-- Start of Records shown --

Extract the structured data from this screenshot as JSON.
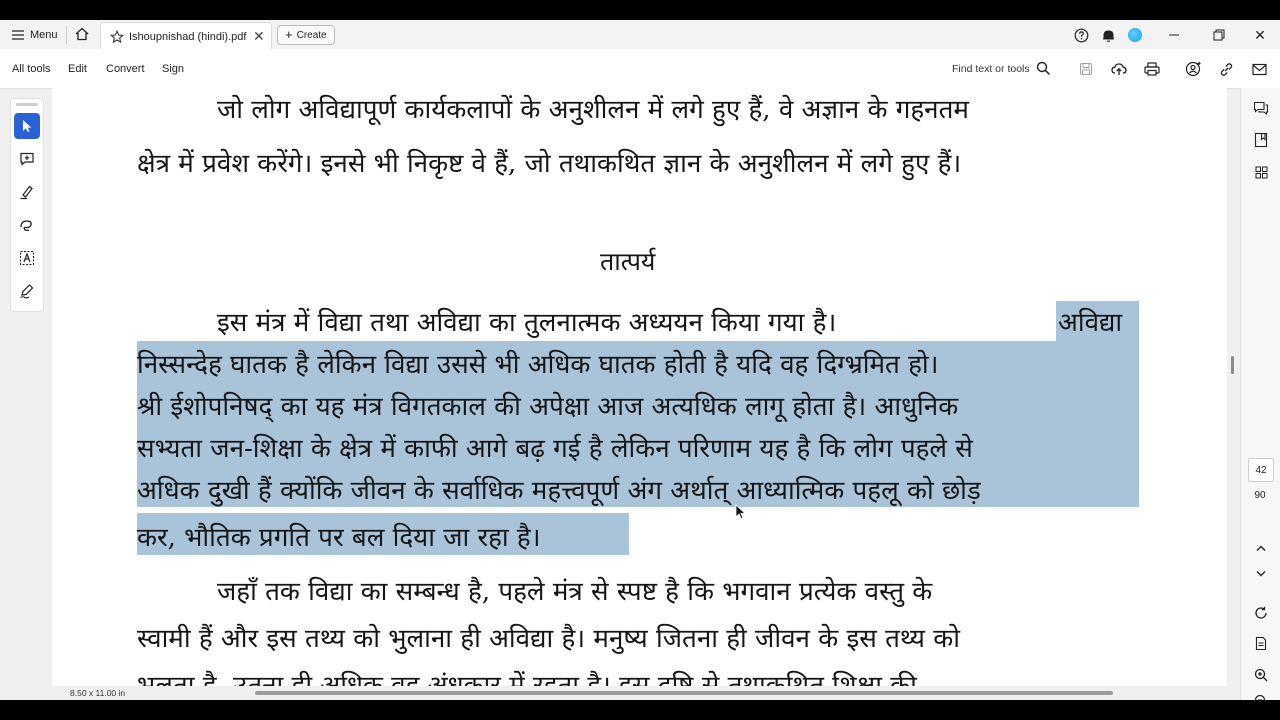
{
  "titlebar": {
    "menu_label": "Menu",
    "tab_title": "Ishoupnishad (hindi).pdf",
    "tab_close": "✕",
    "create_label": "Create",
    "create_plus": "+",
    "window_close": "✕"
  },
  "toolbar": {
    "all_tools": "All tools",
    "edit": "Edit",
    "convert": "Convert",
    "sign": "Sign",
    "find_label": "Find text or tools"
  },
  "document": {
    "para1_line1": "जो लोग अविद्यापूर्ण कार्यकलापों के अनुशीलन में लगे हुए हैं, वे अज्ञान के गहनतम",
    "para1_line2": "क्षेत्र में प्रवेश करेंगे। इनसे भी निकृष्ट वे हैं, जो तथाकथित ज्ञान के अनुशीलन में लगे हुए हैं।",
    "heading": "तात्पर्य",
    "para2_line1_plain": "इस मंत्र में विद्या तथा अविद्या का तुलनात्मक अध्ययन किया गया है।",
    "para2_line1_hl": "अविद्या",
    "para2_line2": "निस्सन्देह घातक है लेकिन विद्या उससे भी अधिक घातक होती है यदि वह दिग्भ्रमित हो।",
    "para2_line3": "श्री ईशोपनिषद् का यह मंत्र विगतकाल की अपेक्षा आज अत्यधिक लागू होता है। आधुनिक",
    "para2_line4": "सभ्यता जन-शिक्षा के क्षेत्र में काफी आगे बढ़ गई है लेकिन परिणाम यह है कि लोग पहले से",
    "para2_line5": "अधिक दुखी हैं क्योंकि जीवन के सर्वाधिक महत्त्वपूर्ण अंग अर्थात् आध्यात्मिक पहलू को छोड़",
    "para2_line6": "कर, भौतिक प्रगति पर बल दिया जा रहा है।",
    "para3_line1": "जहाँ तक विद्या का सम्बन्ध है, पहले मंत्र से स्पष्ट है कि भगवान प्रत्येक वस्तु के",
    "para3_line2": "स्वामी हैं और इस तथ्य को भुलाना ही अविद्या है। मनुष्य जितना ही जीवन के इस तथ्य को",
    "para3_line3": "भूलता है, उतना ही अधिक वह अंधकार में रहता है। इस दृष्टि से तथाकथित शिक्षा की",
    "highlight_color": "#a9c3d9"
  },
  "status": {
    "page_size": "8.50 x 11.00 in",
    "current_page": "42",
    "total_pages": "90"
  },
  "colors": {
    "accent": "#2a62d6",
    "avatar": "#1b9be0"
  }
}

-- End of Records shown --

- Required task: Omit the pictures and give the material again, exactly and in full.

- Response:
Extract the structured data from this screenshot as JSON.
{
  "titlebar": {
    "menu_label": "Menu",
    "tab_title": "Ishoupnishad (hindi).pdf",
    "tab_close": "✕",
    "create_label": "Create",
    "create_plus": "+",
    "window_close": "✕"
  },
  "toolbar": {
    "all_tools": "All tools",
    "edit": "Edit",
    "convert": "Convert",
    "sign": "Sign",
    "find_label": "Find text or tools"
  },
  "document": {
    "para1_line1": "जो लोग अविद्यापूर्ण कार्यकलापों के अनुशीलन में लगे हुए हैं, वे अज्ञान के गहनतम",
    "para1_line2": "क्षेत्र में प्रवेश करेंगे। इनसे भी निकृष्ट वे हैं, जो तथाकथित ज्ञान के अनुशीलन में लगे हुए हैं।",
    "heading": "तात्पर्य",
    "para2_line1_plain": "इस मंत्र में विद्या तथा अविद्या का तुलनात्मक अध्ययन किया गया है।",
    "para2_line1_hl": "अविद्या",
    "para2_line2": "निस्सन्देह घातक है लेकिन विद्या उससे भी अधिक घातक होती है यदि वह दिग्भ्रमित हो।",
    "para2_line3": "श्री ईशोपनिषद् का यह मंत्र विगतकाल की अपेक्षा आज अत्यधिक लागू होता है। आधुनिक",
    "para2_line4": "सभ्यता जन-शिक्षा के क्षेत्र में काफी आगे बढ़ गई है लेकिन परिणाम यह है कि लोग पहले से",
    "para2_line5": "अधिक दुखी हैं क्योंकि जीवन के सर्वाधिक महत्त्वपूर्ण अंग अर्थात् आध्यात्मिक पहलू को छोड़",
    "para2_line6": "कर, भौतिक प्रगति पर बल दिया जा रहा है।",
    "para3_line1": "जहाँ तक विद्या का सम्बन्ध है, पहले मंत्र से स्पष्ट है कि भगवान प्रत्येक वस्तु के",
    "para3_line2": "स्वामी हैं और इस तथ्य को भुलाना ही अविद्या है। मनुष्य जितना ही जीवन के इस तथ्य को",
    "para3_line3": "भूलता है, उतना ही अधिक वह अंधकार में रहता है। इस दृष्टि से तथाकथित शिक्षा की",
    "highlight_color": "#a9c3d9"
  },
  "status": {
    "page_size": "8.50 x 11.00 in",
    "current_page": "42",
    "total_pages": "90"
  },
  "colors": {
    "accent": "#2a62d6",
    "avatar": "#1b9be0"
  }
}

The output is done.